Stored data
┌──

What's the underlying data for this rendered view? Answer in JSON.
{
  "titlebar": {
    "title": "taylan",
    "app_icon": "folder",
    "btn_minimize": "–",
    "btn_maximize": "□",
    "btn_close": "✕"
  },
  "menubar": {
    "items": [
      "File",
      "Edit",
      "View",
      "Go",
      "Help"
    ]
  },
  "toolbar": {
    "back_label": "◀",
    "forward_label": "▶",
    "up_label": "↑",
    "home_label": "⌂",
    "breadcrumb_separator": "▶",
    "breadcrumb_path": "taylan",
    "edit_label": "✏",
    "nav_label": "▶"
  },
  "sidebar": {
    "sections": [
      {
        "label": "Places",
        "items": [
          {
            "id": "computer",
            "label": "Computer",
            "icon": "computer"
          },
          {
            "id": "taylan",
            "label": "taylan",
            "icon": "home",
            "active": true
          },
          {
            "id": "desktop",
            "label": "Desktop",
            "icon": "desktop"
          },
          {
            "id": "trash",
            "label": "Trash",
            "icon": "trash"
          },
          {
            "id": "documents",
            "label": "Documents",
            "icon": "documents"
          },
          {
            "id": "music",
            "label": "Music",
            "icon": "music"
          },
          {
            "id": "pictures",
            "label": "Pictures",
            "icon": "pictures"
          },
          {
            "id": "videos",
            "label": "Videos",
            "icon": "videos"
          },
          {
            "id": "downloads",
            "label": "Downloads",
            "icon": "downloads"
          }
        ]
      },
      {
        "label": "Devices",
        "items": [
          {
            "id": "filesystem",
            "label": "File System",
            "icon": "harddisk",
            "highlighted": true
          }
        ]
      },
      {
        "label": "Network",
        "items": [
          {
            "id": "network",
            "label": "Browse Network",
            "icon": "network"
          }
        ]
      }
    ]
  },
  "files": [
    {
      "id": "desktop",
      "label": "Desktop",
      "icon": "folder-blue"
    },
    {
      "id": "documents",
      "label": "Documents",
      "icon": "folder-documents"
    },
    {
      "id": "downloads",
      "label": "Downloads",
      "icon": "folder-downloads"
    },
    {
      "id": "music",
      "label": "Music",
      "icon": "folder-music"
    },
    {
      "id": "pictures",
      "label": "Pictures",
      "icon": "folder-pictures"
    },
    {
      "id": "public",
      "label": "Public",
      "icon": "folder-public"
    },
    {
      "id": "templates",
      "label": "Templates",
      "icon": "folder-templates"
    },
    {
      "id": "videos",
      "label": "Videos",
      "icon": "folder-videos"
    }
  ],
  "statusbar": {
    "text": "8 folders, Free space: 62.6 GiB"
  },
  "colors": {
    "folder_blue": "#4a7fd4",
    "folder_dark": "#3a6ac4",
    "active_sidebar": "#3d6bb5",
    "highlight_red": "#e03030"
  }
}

└──

**WHAT THIS TASK INVOLVES**
From the first line to the last, retype the data exactly.

**RESPONSE TO THIS EXERCISE**
What's the underlying data for this rendered view? Answer in JSON.
{
  "titlebar": {
    "title": "taylan",
    "app_icon": "folder",
    "btn_minimize": "–",
    "btn_maximize": "□",
    "btn_close": "✕"
  },
  "menubar": {
    "items": [
      "File",
      "Edit",
      "View",
      "Go",
      "Help"
    ]
  },
  "toolbar": {
    "back_label": "◀",
    "forward_label": "▶",
    "up_label": "↑",
    "home_label": "⌂",
    "breadcrumb_separator": "▶",
    "breadcrumb_path": "taylan",
    "edit_label": "✏",
    "nav_label": "▶"
  },
  "sidebar": {
    "sections": [
      {
        "label": "Places",
        "items": [
          {
            "id": "computer",
            "label": "Computer",
            "icon": "computer"
          },
          {
            "id": "taylan",
            "label": "taylan",
            "icon": "home",
            "active": true
          },
          {
            "id": "desktop",
            "label": "Desktop",
            "icon": "desktop"
          },
          {
            "id": "trash",
            "label": "Trash",
            "icon": "trash"
          },
          {
            "id": "documents",
            "label": "Documents",
            "icon": "documents"
          },
          {
            "id": "music",
            "label": "Music",
            "icon": "music"
          },
          {
            "id": "pictures",
            "label": "Pictures",
            "icon": "pictures"
          },
          {
            "id": "videos",
            "label": "Videos",
            "icon": "videos"
          },
          {
            "id": "downloads",
            "label": "Downloads",
            "icon": "downloads"
          }
        ]
      },
      {
        "label": "Devices",
        "items": [
          {
            "id": "filesystem",
            "label": "File System",
            "icon": "harddisk",
            "highlighted": true
          }
        ]
      },
      {
        "label": "Network",
        "items": [
          {
            "id": "network",
            "label": "Browse Network",
            "icon": "network"
          }
        ]
      }
    ]
  },
  "files": [
    {
      "id": "desktop",
      "label": "Desktop",
      "icon": "folder-blue"
    },
    {
      "id": "documents",
      "label": "Documents",
      "icon": "folder-documents"
    },
    {
      "id": "downloads",
      "label": "Downloads",
      "icon": "folder-downloads"
    },
    {
      "id": "music",
      "label": "Music",
      "icon": "folder-music"
    },
    {
      "id": "pictures",
      "label": "Pictures",
      "icon": "folder-pictures"
    },
    {
      "id": "public",
      "label": "Public",
      "icon": "folder-public"
    },
    {
      "id": "templates",
      "label": "Templates",
      "icon": "folder-templates"
    },
    {
      "id": "videos",
      "label": "Videos",
      "icon": "folder-videos"
    }
  ],
  "statusbar": {
    "text": "8 folders, Free space: 62.6 GiB"
  },
  "colors": {
    "folder_blue": "#4a7fd4",
    "folder_dark": "#3a6ac4",
    "active_sidebar": "#3d6bb5",
    "highlight_red": "#e03030"
  }
}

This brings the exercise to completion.